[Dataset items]
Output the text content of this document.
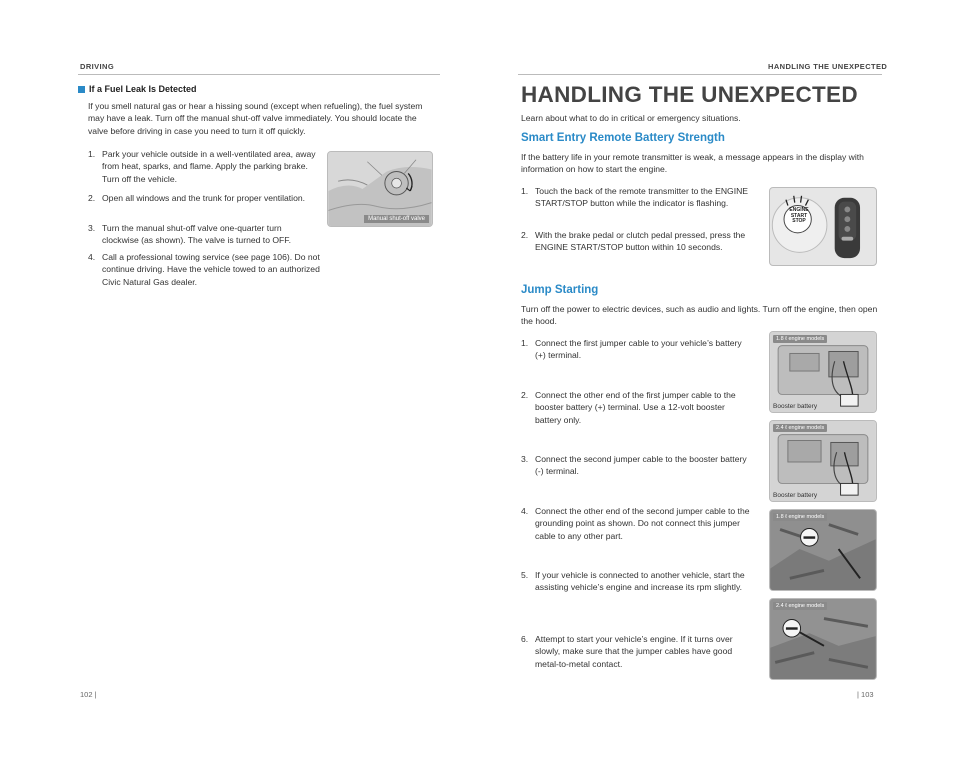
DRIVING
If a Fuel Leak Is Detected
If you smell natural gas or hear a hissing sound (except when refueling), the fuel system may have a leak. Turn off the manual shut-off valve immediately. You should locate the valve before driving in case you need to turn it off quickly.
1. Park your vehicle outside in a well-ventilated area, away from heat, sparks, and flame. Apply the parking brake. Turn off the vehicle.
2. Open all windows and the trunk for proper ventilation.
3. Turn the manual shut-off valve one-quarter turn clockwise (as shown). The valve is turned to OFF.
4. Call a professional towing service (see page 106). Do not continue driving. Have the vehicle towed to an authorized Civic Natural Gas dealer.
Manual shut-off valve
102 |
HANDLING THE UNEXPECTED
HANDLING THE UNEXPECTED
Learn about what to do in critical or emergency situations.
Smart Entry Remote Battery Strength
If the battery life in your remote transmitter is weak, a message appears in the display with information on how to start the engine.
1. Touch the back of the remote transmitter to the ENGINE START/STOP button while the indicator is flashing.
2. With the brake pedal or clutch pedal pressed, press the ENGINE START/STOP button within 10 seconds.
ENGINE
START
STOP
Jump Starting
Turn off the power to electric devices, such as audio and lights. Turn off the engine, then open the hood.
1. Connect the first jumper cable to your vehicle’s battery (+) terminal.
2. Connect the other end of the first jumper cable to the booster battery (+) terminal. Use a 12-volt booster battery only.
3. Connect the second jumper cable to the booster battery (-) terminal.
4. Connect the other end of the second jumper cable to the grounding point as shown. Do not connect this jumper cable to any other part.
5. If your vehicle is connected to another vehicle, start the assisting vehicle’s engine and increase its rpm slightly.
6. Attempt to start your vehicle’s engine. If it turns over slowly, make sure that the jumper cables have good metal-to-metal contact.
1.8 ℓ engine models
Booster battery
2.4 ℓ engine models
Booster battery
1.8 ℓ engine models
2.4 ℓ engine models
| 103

| Short problem |
Repeat the material above verbatim, with no pictures in the output.

| The completed task |
Output the text content of this document.
DRIVING
If a Fuel Leak Is Detected
If you smell natural gas or hear a hissing sound (except when refueling), the fuel system may have a leak. Turn off the manual shut-off valve immediately. You should locate the valve before driving in case you need to turn it off quickly.
1. Park your vehicle outside in a well-ventilated area, away from heat, sparks, and flame. Apply the parking brake. Turn off the vehicle.
2. Open all windows and the trunk for proper ventilation.
3. Turn the manual shut-off valve one-quarter turn clockwise (as shown). The valve is turned to OFF.
4. Call a professional towing service (see page 106). Do not continue driving. Have the vehicle towed to an authorized Civic Natural Gas dealer.
Manual shut-off valve
102 |
HANDLING THE UNEXPECTED
HANDLING THE UNEXPECTED
Learn about what to do in critical or emergency situations.
Smart Entry Remote Battery Strength
If the battery life in your remote transmitter is weak, a message appears in the display with information on how to start the engine.
1. Touch the back of the remote transmitter to the ENGINE START/STOP button while the indicator is flashing.
2. With the brake pedal or clutch pedal pressed, press the ENGINE START/STOP button within 10 seconds.
ENGINE
START
STOP
Jump Starting
Turn off the power to electric devices, such as audio and lights. Turn off the engine, then open the hood.
1. Connect the first jumper cable to your vehicle’s battery (+) terminal.
2. Connect the other end of the first jumper cable to the booster battery (+) terminal. Use a 12-volt booster battery only.
3. Connect the second jumper cable to the booster battery (-) terminal.
4. Connect the other end of the second jumper cable to the grounding point as shown. Do not connect this jumper cable to any other part.
5. If your vehicle is connected to another vehicle, start the assisting vehicle’s engine and increase its rpm slightly.
6. Attempt to start your vehicle’s engine. If it turns over slowly, make sure that the jumper cables have good metal-to-metal contact.
1.8 ℓ engine models
Booster battery
2.4 ℓ engine models
Booster battery
1.8 ℓ engine models
2.4 ℓ engine models
| 103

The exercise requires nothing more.